:: Предоставленный отрывок ::
Лесковичи. Софья Федоровна

Светлана Лисицына
                8. Софья Федоровна
      Мое общение пока ограничивалось Софьей Федоровной, которая помогала мне искать дом. Она жила в кирпичном доме на въезде в Лесковичи на улице Центральной (так называется улица, расположенная вдоль шоссе на Дубровицы). Она пригласила меня в день своего рождения на чашечку чая. 15 октября 2009 года ей исполнилось 84 года. С этого дня я часто навещала ее.
      В деревне «Соньку» не любили, считали злой и скандальной. Но меня с радостью встречала добрая, приветливая женщина, которая одна сразу взялась помогать мне, незнакомому, пришлому человеку. Молва людская коварна. У нее не было друзей, она была очень одинока, и наши встречи за  чашечкой чая были теплыми и интересными. Владея прекрасной памятью, она рассказывала мне историю Лесковичей  и свою судьбу аж с довоенных лет.

      Родилась Софья Федоровна в Лесковичах. Мать вела хозяйство, растила детей, отец работал пасечником. До войны колхоз в Лесковичах был пчеловодческий. Поля вокруг него представляли собой цветники: длинные ряды разных цветов, а между ними – ряды ульев. С малых лет Соня помогала отцу, научилась обращаться с пчелами и в свои 84 года еще держала несколько ульев.

:: Предоставленные записи ::
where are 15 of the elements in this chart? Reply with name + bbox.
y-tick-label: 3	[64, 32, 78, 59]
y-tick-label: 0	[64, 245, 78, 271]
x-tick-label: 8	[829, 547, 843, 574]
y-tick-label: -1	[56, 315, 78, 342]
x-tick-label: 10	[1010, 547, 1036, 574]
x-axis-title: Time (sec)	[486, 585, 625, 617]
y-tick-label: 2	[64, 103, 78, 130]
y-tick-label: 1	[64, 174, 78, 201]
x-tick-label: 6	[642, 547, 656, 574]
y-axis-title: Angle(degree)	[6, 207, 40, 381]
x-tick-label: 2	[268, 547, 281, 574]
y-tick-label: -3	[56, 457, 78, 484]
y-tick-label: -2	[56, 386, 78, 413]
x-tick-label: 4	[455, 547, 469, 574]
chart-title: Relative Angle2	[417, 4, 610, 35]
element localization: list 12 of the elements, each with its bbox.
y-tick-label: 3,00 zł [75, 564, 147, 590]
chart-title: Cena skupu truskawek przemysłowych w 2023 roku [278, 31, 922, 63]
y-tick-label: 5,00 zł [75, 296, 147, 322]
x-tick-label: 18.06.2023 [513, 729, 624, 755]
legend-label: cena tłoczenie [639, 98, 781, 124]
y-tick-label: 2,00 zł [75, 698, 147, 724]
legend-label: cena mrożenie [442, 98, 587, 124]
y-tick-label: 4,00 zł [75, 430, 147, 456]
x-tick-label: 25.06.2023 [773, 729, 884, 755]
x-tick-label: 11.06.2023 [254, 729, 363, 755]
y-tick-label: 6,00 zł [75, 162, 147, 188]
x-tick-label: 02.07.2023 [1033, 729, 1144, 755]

==

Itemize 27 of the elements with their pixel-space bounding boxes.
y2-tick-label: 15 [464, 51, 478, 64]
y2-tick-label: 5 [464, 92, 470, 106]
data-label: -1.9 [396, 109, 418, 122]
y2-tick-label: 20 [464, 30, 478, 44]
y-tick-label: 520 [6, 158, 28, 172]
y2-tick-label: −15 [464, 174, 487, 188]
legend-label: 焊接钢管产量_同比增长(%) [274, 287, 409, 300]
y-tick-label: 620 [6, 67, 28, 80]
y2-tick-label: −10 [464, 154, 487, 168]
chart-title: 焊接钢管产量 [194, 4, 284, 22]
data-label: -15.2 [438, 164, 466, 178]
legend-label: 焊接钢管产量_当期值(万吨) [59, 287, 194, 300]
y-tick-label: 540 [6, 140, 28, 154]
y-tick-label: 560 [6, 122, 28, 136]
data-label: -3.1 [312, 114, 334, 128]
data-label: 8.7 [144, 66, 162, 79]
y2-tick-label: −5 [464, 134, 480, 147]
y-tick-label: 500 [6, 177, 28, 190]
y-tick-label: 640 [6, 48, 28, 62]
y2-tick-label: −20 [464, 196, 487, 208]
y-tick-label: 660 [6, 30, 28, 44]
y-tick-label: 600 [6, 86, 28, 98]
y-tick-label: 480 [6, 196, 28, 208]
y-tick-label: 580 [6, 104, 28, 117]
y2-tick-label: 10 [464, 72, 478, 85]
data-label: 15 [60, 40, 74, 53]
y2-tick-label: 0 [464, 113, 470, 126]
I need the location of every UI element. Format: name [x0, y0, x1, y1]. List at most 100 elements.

:: Цель задания ::
Продолжите приведенный выше рассказ о Софье Федоровне из Лесковичей, начав сразу после его последнего предложения.

:: Результат ::
      Окончание школы по времени совпало с действием пакта Молотова-Риббентропа по разделу чужих территорий между СССР и Германией. Тогда Советский Союз посылал во все новоприобретенные районы молодых учителей для обучения местного населения русскому языку. (Мой отец с семьей был направлен в Молдавию, точнее – в Бессарабию, директором русскоязычной школы.) Соню – девчонку-комсомолку из Лесковичей, направили  на запад Белоруссии обучать русскому языку присоединенных к СССР восточных поляков. Она работала  там в школе и обучала группу взрослых мужчин. В памяти Софьи Федоровны это был самый замечательный народ: культурные, вежливые, обходительные. С ними было хорошо, легко и интересно. Они взаимно обучали друг друга: Соня – русскому, а ученики – польскому языку. Там же Соню настигла первая любовь. Она вышла замуж за поляка и перед войной вернулась с мужем в Лесковичи.
      В 1941 году Белоруссию оккупировали немцы. Лесковичи на целых четыре года превратили в продовольственную базу для германских войск. На сколько видит глаз, вся земля была распахана и засеяна разными сельскохозяйственными культурами. На полях и в хозяйстве работали, в основном, инвалиды и пожилые немцы. Из местных жителей допускались единицы. Комендант жил в восстановленных двух квартирах на втором этаже бывшей барской усадьбы. То, что делали немцы, было дивом для жителей Лесковичей: невероятный порядок и чистота на неоглядных полях. Многие культуры они вообще не видели раньше, например, - поля лука-порея.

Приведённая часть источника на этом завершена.